Task details
Nothing may be dropped or altered: reproduce all the data.

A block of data
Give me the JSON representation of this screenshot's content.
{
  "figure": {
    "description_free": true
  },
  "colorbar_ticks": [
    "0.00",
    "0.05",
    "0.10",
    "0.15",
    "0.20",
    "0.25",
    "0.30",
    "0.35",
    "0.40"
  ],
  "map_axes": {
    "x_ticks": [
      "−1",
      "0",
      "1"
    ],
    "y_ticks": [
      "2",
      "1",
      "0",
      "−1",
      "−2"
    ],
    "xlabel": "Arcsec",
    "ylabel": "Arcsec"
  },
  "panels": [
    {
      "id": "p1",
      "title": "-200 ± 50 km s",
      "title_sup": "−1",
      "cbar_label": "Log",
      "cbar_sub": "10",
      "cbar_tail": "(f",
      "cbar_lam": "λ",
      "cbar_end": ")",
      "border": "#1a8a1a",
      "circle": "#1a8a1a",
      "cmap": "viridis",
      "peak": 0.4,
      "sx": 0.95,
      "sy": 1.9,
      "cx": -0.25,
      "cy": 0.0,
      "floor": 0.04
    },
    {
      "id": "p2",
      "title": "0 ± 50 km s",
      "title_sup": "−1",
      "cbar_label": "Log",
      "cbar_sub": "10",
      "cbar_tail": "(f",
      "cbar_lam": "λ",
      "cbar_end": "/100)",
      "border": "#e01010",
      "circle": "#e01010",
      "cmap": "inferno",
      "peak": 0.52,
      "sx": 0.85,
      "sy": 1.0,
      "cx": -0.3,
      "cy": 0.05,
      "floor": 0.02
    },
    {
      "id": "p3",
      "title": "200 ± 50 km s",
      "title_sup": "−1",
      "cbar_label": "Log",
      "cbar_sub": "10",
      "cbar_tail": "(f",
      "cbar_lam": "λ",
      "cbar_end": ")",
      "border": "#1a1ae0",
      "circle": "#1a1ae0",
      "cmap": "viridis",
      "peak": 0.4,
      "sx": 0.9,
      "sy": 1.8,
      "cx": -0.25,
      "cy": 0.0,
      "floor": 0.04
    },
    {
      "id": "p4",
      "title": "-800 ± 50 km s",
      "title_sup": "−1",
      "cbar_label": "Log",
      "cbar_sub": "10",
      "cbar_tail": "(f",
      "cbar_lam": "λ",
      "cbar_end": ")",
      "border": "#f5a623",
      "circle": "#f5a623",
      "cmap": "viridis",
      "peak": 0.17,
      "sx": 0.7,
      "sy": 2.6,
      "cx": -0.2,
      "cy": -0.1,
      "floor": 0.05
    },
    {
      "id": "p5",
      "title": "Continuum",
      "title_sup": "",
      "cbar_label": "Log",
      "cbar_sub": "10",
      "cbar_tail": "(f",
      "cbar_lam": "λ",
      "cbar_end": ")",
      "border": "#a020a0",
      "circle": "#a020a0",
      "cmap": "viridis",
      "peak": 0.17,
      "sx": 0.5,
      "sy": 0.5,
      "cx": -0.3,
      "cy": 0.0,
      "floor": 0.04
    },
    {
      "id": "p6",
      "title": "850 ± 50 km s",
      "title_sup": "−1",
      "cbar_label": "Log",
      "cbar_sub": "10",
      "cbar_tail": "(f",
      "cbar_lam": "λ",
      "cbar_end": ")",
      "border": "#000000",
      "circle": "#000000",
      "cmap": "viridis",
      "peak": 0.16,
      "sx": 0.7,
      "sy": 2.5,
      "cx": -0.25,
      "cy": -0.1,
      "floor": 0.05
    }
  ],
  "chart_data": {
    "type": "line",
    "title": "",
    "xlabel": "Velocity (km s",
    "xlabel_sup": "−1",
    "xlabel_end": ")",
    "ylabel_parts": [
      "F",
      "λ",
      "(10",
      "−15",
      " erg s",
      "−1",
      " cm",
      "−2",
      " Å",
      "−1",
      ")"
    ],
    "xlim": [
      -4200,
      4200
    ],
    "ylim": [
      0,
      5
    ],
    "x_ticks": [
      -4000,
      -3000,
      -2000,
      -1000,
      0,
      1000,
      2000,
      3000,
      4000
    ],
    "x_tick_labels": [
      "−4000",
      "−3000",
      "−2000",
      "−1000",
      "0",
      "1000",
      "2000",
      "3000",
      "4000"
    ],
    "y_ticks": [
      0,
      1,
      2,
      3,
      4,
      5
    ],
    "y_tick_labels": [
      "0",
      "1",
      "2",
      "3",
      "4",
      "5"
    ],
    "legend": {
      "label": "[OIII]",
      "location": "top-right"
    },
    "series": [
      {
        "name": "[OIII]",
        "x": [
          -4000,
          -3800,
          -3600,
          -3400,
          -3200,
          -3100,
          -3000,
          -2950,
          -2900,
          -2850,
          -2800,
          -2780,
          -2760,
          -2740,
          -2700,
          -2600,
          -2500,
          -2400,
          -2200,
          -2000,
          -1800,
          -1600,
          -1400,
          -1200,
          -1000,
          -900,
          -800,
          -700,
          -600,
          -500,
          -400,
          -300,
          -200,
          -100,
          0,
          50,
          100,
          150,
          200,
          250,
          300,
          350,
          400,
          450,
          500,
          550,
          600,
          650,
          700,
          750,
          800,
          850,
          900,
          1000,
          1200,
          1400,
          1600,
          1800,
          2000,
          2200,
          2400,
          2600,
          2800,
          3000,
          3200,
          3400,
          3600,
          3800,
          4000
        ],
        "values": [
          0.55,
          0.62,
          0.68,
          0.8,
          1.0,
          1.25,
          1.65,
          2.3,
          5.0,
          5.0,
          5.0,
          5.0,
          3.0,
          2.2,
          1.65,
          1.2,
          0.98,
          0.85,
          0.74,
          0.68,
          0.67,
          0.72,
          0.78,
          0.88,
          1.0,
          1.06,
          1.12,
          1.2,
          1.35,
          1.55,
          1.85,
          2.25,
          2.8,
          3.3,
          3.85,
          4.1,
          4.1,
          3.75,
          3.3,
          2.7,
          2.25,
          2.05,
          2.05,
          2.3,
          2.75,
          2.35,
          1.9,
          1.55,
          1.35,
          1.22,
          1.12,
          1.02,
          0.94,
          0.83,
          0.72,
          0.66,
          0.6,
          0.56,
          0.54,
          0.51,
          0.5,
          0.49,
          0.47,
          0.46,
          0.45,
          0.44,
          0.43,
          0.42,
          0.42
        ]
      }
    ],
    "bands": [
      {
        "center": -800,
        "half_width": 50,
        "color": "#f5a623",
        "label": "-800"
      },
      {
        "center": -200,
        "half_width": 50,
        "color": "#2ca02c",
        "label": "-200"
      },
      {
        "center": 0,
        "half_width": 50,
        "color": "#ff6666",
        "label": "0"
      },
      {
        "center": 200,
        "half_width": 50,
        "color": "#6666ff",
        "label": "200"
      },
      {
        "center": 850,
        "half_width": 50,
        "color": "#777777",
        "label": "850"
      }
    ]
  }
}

Solution
Give me the JSON representation of this screenshot's content.
{
  "figure": {
    "description_free": true
  },
  "colorbar_ticks": [
    "0.00",
    "0.05",
    "0.10",
    "0.15",
    "0.20",
    "0.25",
    "0.30",
    "0.35",
    "0.40"
  ],
  "map_axes": {
    "x_ticks": [
      "−1",
      "0",
      "1"
    ],
    "y_ticks": [
      "2",
      "1",
      "0",
      "−1",
      "−2"
    ],
    "xlabel": "Arcsec",
    "ylabel": "Arcsec"
  },
  "panels": [
    {
      "id": "p1",
      "title": "-200 ± 50 km s",
      "title_sup": "−1",
      "cbar_label": "Log",
      "cbar_sub": "10",
      "cbar_tail": "(f",
      "cbar_lam": "λ",
      "cbar_end": ")",
      "border": "#1a8a1a",
      "circle": "#1a8a1a",
      "cmap": "viridis",
      "peak": 0.4,
      "sx": 0.95,
      "sy": 1.9,
      "cx": -0.25,
      "cy": 0.0,
      "floor": 0.04
    },
    {
      "id": "p2",
      "title": "0 ± 50 km s",
      "title_sup": "−1",
      "cbar_label": "Log",
      "cbar_sub": "10",
      "cbar_tail": "(f",
      "cbar_lam": "λ",
      "cbar_end": "/100)",
      "border": "#e01010",
      "circle": "#e01010",
      "cmap": "inferno",
      "peak": 0.52,
      "sx": 0.85,
      "sy": 1.0,
      "cx": -0.3,
      "cy": 0.05,
      "floor": 0.02
    },
    {
      "id": "p3",
      "title": "200 ± 50 km s",
      "title_sup": "−1",
      "cbar_label": "Log",
      "cbar_sub": "10",
      "cbar_tail": "(f",
      "cbar_lam": "λ",
      "cbar_end": ")",
      "border": "#1a1ae0",
      "circle": "#1a1ae0",
      "cmap": "viridis",
      "peak": 0.4,
      "sx": 0.9,
      "sy": 1.8,
      "cx": -0.25,
      "cy": 0.0,
      "floor": 0.04
    },
    {
      "id": "p4",
      "title": "-800 ± 50 km s",
      "title_sup": "−1",
      "cbar_label": "Log",
      "cbar_sub": "10",
      "cbar_tail": "(f",
      "cbar_lam": "λ",
      "cbar_end": ")",
      "border": "#f5a623",
      "circle": "#f5a623",
      "cmap": "viridis",
      "peak": 0.17,
      "sx": 0.7,
      "sy": 2.6,
      "cx": -0.2,
      "cy": -0.1,
      "floor": 0.05
    },
    {
      "id": "p5",
      "title": "Continuum",
      "title_sup": "",
      "cbar_label": "Log",
      "cbar_sub": "10",
      "cbar_tail": "(f",
      "cbar_lam": "λ",
      "cbar_end": ")",
      "border": "#a020a0",
      "circle": "#a020a0",
      "cmap": "viridis",
      "peak": 0.17,
      "sx": 0.5,
      "sy": 0.5,
      "cx": -0.3,
      "cy": 0.0,
      "floor": 0.04
    },
    {
      "id": "p6",
      "title": "850 ± 50 km s",
      "title_sup": "−1",
      "cbar_label": "Log",
      "cbar_sub": "10",
      "cbar_tail": "(f",
      "cbar_lam": "λ",
      "cbar_end": ")",
      "border": "#000000",
      "circle": "#000000",
      "cmap": "viridis",
      "peak": 0.16,
      "sx": 0.7,
      "sy": 2.5,
      "cx": -0.25,
      "cy": -0.1,
      "floor": 0.05
    }
  ],
  "chart_data": {
    "type": "line",
    "title": "",
    "xlabel": "Velocity (km s",
    "xlabel_sup": "−1",
    "xlabel_end": ")",
    "ylabel_parts": [
      "F",
      "λ",
      "(10",
      "−15",
      " erg s",
      "−1",
      " cm",
      "−2",
      " Å",
      "−1",
      ")"
    ],
    "xlim": [
      -4200,
      4200
    ],
    "ylim": [
      0,
      5
    ],
    "x_ticks": [
      -4000,
      -3000,
      -2000,
      -1000,
      0,
      1000,
      2000,
      3000,
      4000
    ],
    "x_tick_labels": [
      "−4000",
      "−3000",
      "−2000",
      "−1000",
      "0",
      "1000",
      "2000",
      "3000",
      "4000"
    ],
    "y_ticks": [
      0,
      1,
      2,
      3,
      4,
      5
    ],
    "y_tick_labels": [
      "0",
      "1",
      "2",
      "3",
      "4",
      "5"
    ],
    "legend": {
      "label": "[OIII]",
      "location": "top-right"
    },
    "series": [
      {
        "name": "[OIII]",
        "x": [
          -4000,
          -3800,
          -3600,
          -3400,
          -3200,
          -3100,
          -3000,
          -2950,
          -2900,
          -2850,
          -2800,
          -2780,
          -2760,
          -2740,
          -2700,
          -2600,
          -2500,
          -2400,
          -2200,
          -2000,
          -1800,
          -1600,
          -1400,
          -1200,
          -1000,
          -900,
          -800,
          -700,
          -600,
          -500,
          -400,
          -300,
          -200,
          -100,
          0,
          50,
          100,
          150,
          200,
          250,
          300,
          350,
          400,
          450,
          500,
          550,
          600,
          650,
          700,
          750,
          800,
          850,
          900,
          1000,
          1200,
          1400,
          1600,
          1800,
          2000,
          2200,
          2400,
          2600,
          2800,
          3000,
          3200,
          3400,
          3600,
          3800,
          4000
        ],
        "values": [
          0.55,
          0.62,
          0.68,
          0.8,
          1.0,
          1.25,
          1.65,
          2.3,
          5.0,
          5.0,
          5.0,
          5.0,
          3.0,
          2.2,
          1.65,
          1.2,
          0.98,
          0.85,
          0.74,
          0.68,
          0.67,
          0.72,
          0.78,
          0.88,
          1.0,
          1.06,
          1.12,
          1.2,
          1.35,
          1.55,
          1.85,
          2.25,
          2.8,
          3.3,
          3.85,
          4.1,
          4.1,
          3.75,
          3.3,
          2.7,
          2.25,
          2.05,
          2.05,
          2.3,
          2.75,
          2.35,
          1.9,
          1.55,
          1.35,
          1.22,
          1.12,
          1.02,
          0.94,
          0.83,
          0.72,
          0.66,
          0.6,
          0.56,
          0.54,
          0.51,
          0.5,
          0.49,
          0.47,
          0.46,
          0.45,
          0.44,
          0.43,
          0.42,
          0.42
        ]
      }
    ],
    "bands": [
      {
        "center": -800,
        "half_width": 50,
        "color": "#f5a623",
        "label": "-800"
      },
      {
        "center": -200,
        "half_width": 50,
        "color": "#2ca02c",
        "label": "-200"
      },
      {
        "center": 0,
        "half_width": 50,
        "color": "#ff6666",
        "label": "0"
      },
      {
        "center": 200,
        "half_width": 50,
        "color": "#6666ff",
        "label": "200"
      },
      {
        "center": 850,
        "half_width": 50,
        "color": "#777777",
        "label": "850"
      }
    ]
  }
}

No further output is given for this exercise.